- WHAT TO WORK ON:
Pictures do not belong in the copy; quote every entry below exactly.

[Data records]
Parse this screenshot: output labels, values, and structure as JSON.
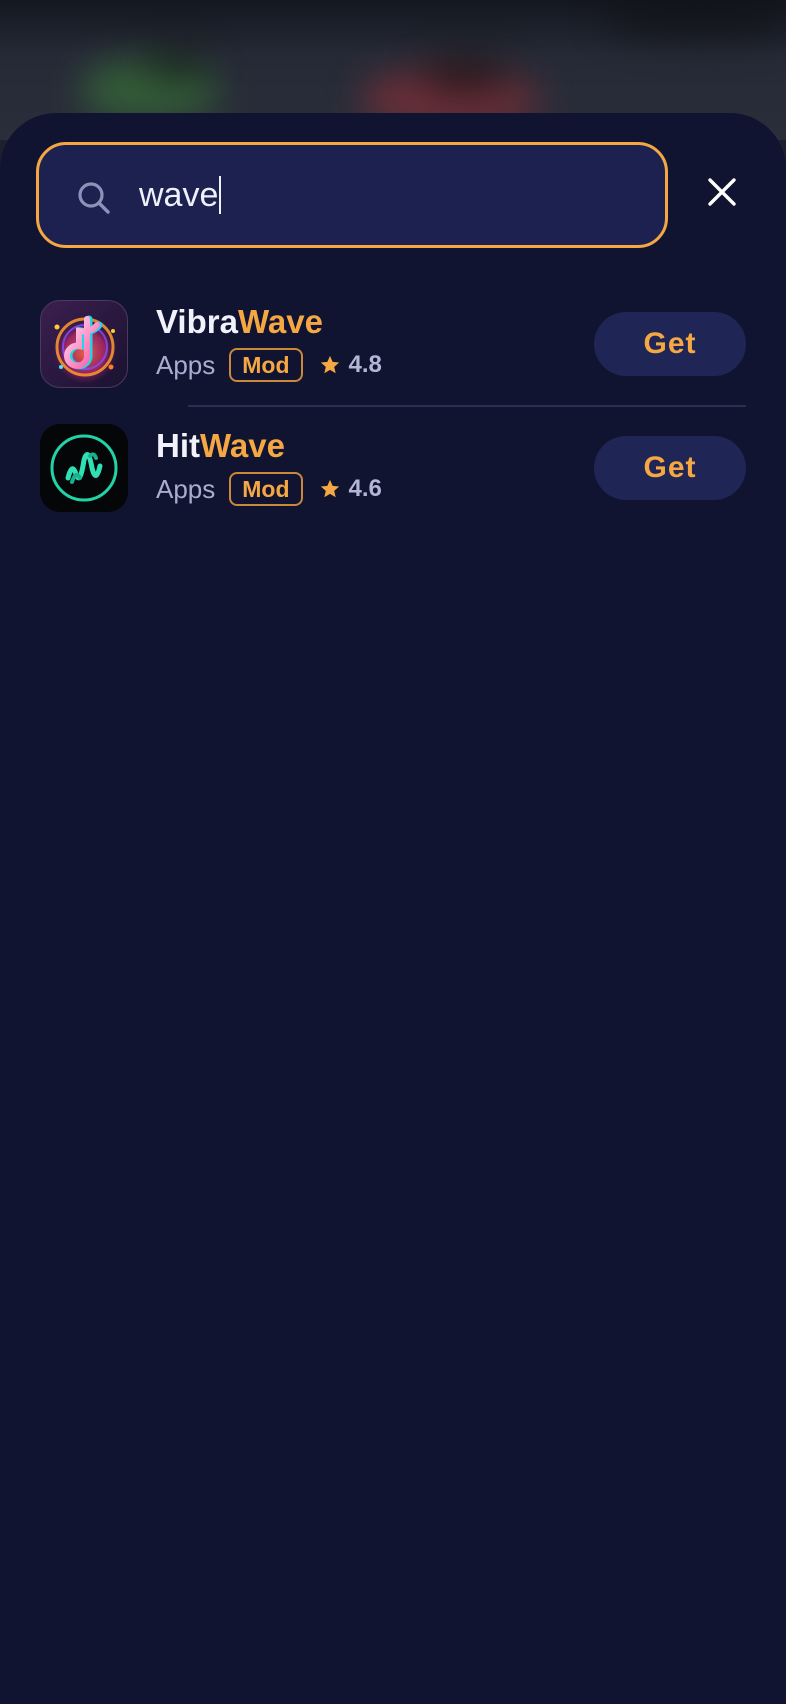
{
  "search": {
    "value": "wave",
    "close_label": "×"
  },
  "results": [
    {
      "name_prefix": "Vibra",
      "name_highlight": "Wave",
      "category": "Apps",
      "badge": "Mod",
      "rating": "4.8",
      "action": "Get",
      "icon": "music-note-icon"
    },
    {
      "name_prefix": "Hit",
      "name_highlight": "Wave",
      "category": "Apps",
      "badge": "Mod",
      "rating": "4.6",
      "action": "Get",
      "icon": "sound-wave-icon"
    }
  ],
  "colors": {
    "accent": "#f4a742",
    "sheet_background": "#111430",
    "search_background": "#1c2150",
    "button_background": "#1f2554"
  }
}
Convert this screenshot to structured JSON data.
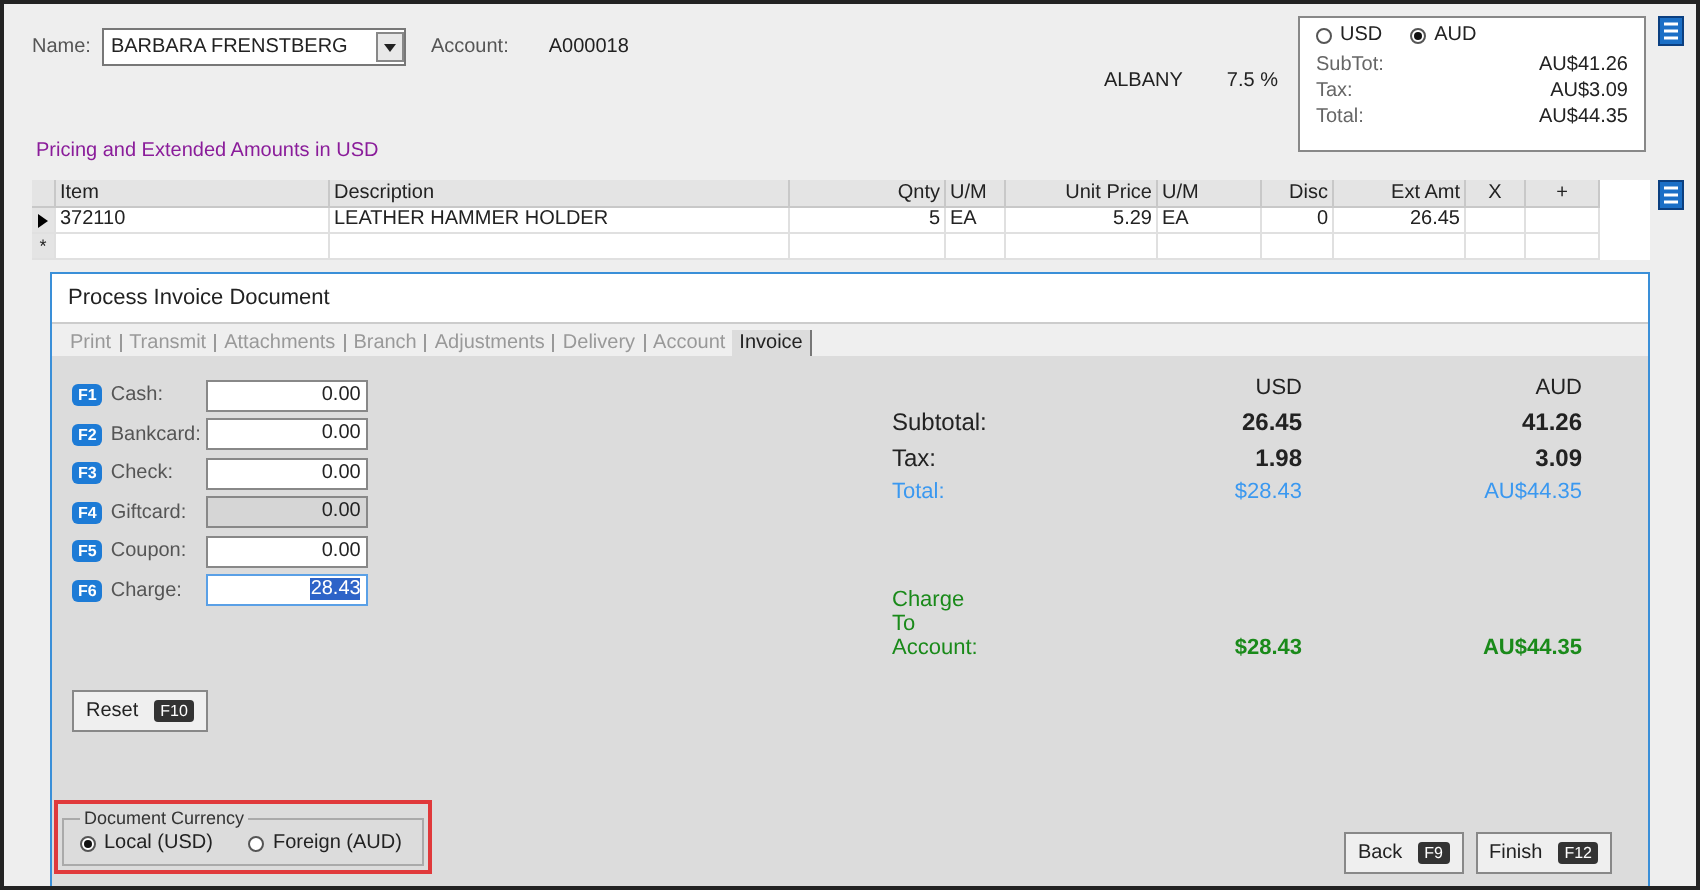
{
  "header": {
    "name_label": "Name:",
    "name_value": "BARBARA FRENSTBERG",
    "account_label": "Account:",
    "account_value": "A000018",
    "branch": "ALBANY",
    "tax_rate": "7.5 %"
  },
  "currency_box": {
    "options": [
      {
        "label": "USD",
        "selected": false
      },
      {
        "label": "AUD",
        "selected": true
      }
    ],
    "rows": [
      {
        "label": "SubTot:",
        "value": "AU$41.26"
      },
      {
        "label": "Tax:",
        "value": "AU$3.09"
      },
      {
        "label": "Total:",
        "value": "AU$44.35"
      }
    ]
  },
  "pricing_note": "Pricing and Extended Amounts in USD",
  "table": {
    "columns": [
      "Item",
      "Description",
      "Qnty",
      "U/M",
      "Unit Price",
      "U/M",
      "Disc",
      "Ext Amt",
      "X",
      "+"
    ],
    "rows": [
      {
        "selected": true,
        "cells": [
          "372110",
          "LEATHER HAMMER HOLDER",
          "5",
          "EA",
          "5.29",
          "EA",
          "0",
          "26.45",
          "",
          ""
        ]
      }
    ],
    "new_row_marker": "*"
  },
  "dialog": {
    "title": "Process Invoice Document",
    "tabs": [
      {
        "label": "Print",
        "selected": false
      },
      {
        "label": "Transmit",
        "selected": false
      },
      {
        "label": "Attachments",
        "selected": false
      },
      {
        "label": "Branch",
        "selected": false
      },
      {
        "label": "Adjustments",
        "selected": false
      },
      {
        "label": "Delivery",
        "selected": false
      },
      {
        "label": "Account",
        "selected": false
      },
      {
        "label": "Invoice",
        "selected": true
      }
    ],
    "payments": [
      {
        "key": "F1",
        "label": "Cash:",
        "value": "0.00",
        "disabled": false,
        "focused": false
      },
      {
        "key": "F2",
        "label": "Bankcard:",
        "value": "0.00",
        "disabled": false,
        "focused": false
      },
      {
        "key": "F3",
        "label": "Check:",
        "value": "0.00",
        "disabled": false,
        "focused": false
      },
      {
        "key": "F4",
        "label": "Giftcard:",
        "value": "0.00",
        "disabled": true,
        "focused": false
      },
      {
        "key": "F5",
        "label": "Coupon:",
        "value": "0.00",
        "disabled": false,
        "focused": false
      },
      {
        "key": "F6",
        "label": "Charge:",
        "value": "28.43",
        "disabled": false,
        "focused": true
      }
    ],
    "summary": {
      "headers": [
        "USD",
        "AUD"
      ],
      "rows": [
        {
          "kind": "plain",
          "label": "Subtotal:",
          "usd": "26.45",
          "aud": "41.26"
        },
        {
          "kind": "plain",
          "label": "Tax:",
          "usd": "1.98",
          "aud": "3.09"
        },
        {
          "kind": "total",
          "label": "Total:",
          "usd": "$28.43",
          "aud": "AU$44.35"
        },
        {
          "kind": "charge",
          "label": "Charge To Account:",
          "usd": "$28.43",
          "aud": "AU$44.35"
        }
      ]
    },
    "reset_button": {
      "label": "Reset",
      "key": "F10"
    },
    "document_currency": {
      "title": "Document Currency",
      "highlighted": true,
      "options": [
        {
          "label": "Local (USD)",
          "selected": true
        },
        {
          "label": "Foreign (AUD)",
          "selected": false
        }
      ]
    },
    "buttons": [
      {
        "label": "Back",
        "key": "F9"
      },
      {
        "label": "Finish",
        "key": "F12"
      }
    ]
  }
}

- CORRECT ANSWER:
Parse this screenshot: output labels, values, and structure as JSON.
{
  "search": {
    "value": "wave",
    "close_label": "×"
  },
  "results": [
    {
      "name_prefix": "Vibra",
      "name_highlight": "Wave",
      "category": "Apps",
      "badge": "Mod",
      "rating": "4.8",
      "action": "Get",
      "icon": "music-note-icon"
    },
    {
      "name_prefix": "Hit",
      "name_highlight": "Wave",
      "category": "Apps",
      "badge": "Mod",
      "rating": "4.6",
      "action": "Get",
      "icon": "sound-wave-icon"
    }
  ],
  "colors": {
    "accent": "#f4a742",
    "sheet_background": "#111430",
    "search_background": "#1c2150",
    "button_background": "#1f2554"
  }
}
Convert this screenshot to structured JSON data.
{
  "header": {
    "name_label": "Name:",
    "name_value": "BARBARA FRENSTBERG",
    "account_label": "Account:",
    "account_value": "A000018",
    "branch": "ALBANY",
    "tax_rate": "7.5 %"
  },
  "currency_box": {
    "options": [
      {
        "label": "USD",
        "selected": false
      },
      {
        "label": "AUD",
        "selected": true
      }
    ],
    "rows": [
      {
        "label": "SubTot:",
        "value": "AU$41.26"
      },
      {
        "label": "Tax:",
        "value": "AU$3.09"
      },
      {
        "label": "Total:",
        "value": "AU$44.35"
      }
    ]
  },
  "pricing_note": "Pricing and Extended Amounts in USD",
  "table": {
    "columns": [
      "Item",
      "Description",
      "Qnty",
      "U/M",
      "Unit Price",
      "U/M",
      "Disc",
      "Ext Amt",
      "X",
      "+"
    ],
    "rows": [
      {
        "selected": true,
        "cells": [
          "372110",
          "LEATHER HAMMER HOLDER",
          "5",
          "EA",
          "5.29",
          "EA",
          "0",
          "26.45",
          "",
          ""
        ]
      }
    ],
    "new_row_marker": "*"
  },
  "dialog": {
    "title": "Process Invoice Document",
    "tabs": [
      {
        "label": "Print",
        "selected": false
      },
      {
        "label": "Transmit",
        "selected": false
      },
      {
        "label": "Attachments",
        "selected": false
      },
      {
        "label": "Branch",
        "selected": false
      },
      {
        "label": "Adjustments",
        "selected": false
      },
      {
        "label": "Delivery",
        "selected": false
      },
      {
        "label": "Account",
        "selected": false
      },
      {
        "label": "Invoice",
        "selected": true
      }
    ],
    "payments": [
      {
        "key": "F1",
        "label": "Cash:",
        "value": "0.00",
        "disabled": false,
        "focused": false
      },
      {
        "key": "F2",
        "label": "Bankcard:",
        "value": "0.00",
        "disabled": false,
        "focused": false
      },
      {
        "key": "F3",
        "label": "Check:",
        "value": "0.00",
        "disabled": false,
        "focused": false
      },
      {
        "key": "F4",
        "label": "Giftcard:",
        "value": "0.00",
        "disabled": true,
        "focused": false
      },
      {
        "key": "F5",
        "label": "Coupon:",
        "value": "0.00",
        "disabled": false,
        "focused": false
      },
      {
        "key": "F6",
        "label": "Charge:",
        "value": "28.43",
        "disabled": false,
        "focused": true
      }
    ],
    "summary": {
      "headers": [
        "USD",
        "AUD"
      ],
      "rows": [
        {
          "kind": "plain",
          "label": "Subtotal:",
          "usd": "26.45",
          "aud": "41.26"
        },
        {
          "kind": "plain",
          "label": "Tax:",
          "usd": "1.98",
          "aud": "3.09"
        },
        {
          "kind": "total",
          "label": "Total:",
          "usd": "$28.43",
          "aud": "AU$44.35"
        },
        {
          "kind": "charge",
          "label": "Charge To Account:",
          "usd": "$28.43",
          "aud": "AU$44.35"
        }
      ]
    },
    "reset_button": {
      "label": "Reset",
      "key": "F10"
    },
    "document_currency": {
      "title": "Document Currency",
      "highlighted": true,
      "options": [
        {
          "label": "Local (USD)",
          "selected": true
        },
        {
          "label": "Foreign (AUD)",
          "selected": false
        }
      ]
    },
    "buttons": [
      {
        "label": "Back",
        "key": "F9"
      },
      {
        "label": "Finish",
        "key": "F12"
      }
    ]
  }
}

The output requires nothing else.